(Saved entries)
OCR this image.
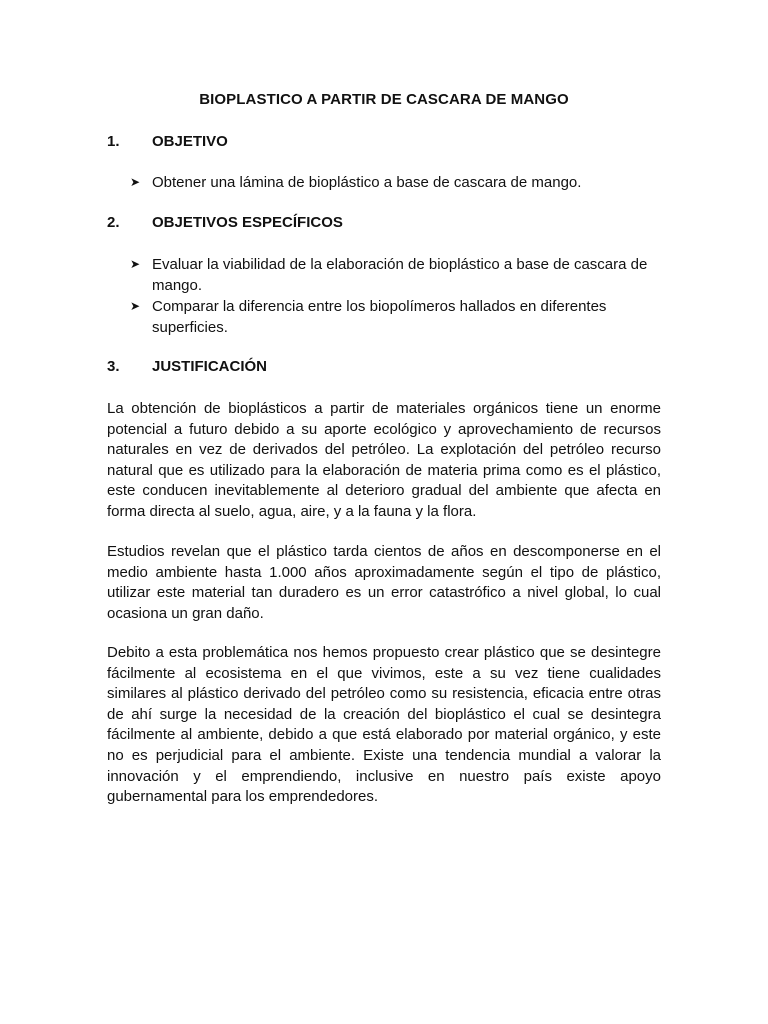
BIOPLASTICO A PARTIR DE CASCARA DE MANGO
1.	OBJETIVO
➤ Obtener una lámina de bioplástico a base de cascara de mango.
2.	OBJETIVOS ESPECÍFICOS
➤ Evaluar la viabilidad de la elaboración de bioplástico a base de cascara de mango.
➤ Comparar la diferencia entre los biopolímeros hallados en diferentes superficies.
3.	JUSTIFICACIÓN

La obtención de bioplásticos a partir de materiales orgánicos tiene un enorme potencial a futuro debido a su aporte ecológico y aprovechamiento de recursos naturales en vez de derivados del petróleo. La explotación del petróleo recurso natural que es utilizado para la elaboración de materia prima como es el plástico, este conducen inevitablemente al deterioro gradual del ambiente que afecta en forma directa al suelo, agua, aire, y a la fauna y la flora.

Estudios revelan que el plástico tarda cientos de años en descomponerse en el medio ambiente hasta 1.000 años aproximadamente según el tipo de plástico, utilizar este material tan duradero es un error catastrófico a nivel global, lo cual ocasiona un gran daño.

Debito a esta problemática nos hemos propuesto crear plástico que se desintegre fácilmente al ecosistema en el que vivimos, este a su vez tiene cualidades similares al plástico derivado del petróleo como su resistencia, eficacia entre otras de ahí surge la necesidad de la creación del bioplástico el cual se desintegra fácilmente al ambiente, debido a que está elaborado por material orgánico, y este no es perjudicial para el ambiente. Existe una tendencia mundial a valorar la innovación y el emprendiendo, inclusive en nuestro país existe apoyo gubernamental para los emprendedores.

WHAT YOU ARE ASKED TO DO:
Transcribe the preceding listing in its entirety and with exact wording, leaving out pictures.

FINAL ANSWER:
OCR this image.
BIOPLASTICO A PARTIR DE CASCARA DE MANGO
1.	OBJETIVO
➤ Obtener una lámina de bioplástico a base de cascara de mango.
2.	OBJETIVOS ESPECÍFICOS
➤ Evaluar la viabilidad de la elaboración de bioplástico a base de cascara de mango.
➤ Comparar la diferencia entre los biopolímeros hallados en diferentes superficies.
3.	JUSTIFICACIÓN

La obtención de bioplásticos a partir de materiales orgánicos tiene un enorme potencial a futuro debido a su aporte ecológico y aprovechamiento de recursos naturales en vez de derivados del petróleo. La explotación del petróleo recurso natural que es utilizado para la elaboración de materia prima como es el plástico, este conducen inevitablemente al deterioro gradual del ambiente que afecta en forma directa al suelo, agua, aire, y a la fauna y la flora.

Estudios revelan que el plástico tarda cientos de años en descomponerse en el medio ambiente hasta 1.000 años aproximadamente según el tipo de plástico, utilizar este material tan duradero es un error catastrófico a nivel global, lo cual ocasiona un gran daño.

Debito a esta problemática nos hemos propuesto crear plástico que se desintegre fácilmente al ecosistema en el que vivimos, este a su vez tiene cualidades similares al plástico derivado del petróleo como su resistencia, eficacia entre otras de ahí surge la necesidad de la creación del bioplástico el cual se desintegra fácilmente al ambiente, debido a que está elaborado por material orgánico, y este no es perjudicial para el ambiente. Existe una tendencia mundial a valorar la innovación y el emprendiendo, inclusive en nuestro país existe apoyo gubernamental para los emprendedores.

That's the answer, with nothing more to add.